**Provided entries:**

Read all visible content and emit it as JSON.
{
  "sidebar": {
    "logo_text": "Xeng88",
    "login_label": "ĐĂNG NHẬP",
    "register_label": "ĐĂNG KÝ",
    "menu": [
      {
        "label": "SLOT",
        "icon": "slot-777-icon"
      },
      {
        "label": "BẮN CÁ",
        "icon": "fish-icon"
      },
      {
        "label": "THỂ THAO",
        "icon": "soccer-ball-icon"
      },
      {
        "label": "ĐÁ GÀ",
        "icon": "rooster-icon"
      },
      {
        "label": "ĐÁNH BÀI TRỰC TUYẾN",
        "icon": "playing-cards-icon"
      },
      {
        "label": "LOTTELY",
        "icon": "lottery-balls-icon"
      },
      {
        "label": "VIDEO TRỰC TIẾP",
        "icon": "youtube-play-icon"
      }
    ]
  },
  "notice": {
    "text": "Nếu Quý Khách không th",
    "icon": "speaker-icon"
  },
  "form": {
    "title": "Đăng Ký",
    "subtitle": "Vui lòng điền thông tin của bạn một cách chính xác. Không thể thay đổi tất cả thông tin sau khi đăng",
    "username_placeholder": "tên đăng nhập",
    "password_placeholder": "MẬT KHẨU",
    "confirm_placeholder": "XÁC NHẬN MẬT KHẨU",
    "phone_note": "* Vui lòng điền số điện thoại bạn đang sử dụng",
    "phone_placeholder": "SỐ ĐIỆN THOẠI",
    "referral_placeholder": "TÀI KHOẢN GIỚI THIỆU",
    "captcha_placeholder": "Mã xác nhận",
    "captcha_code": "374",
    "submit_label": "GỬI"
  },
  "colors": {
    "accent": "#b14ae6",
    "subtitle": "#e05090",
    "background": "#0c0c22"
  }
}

**Your instructions:** Check each line in the records for the word "icon" and say how many have it, with nothing else.

**Response:** 8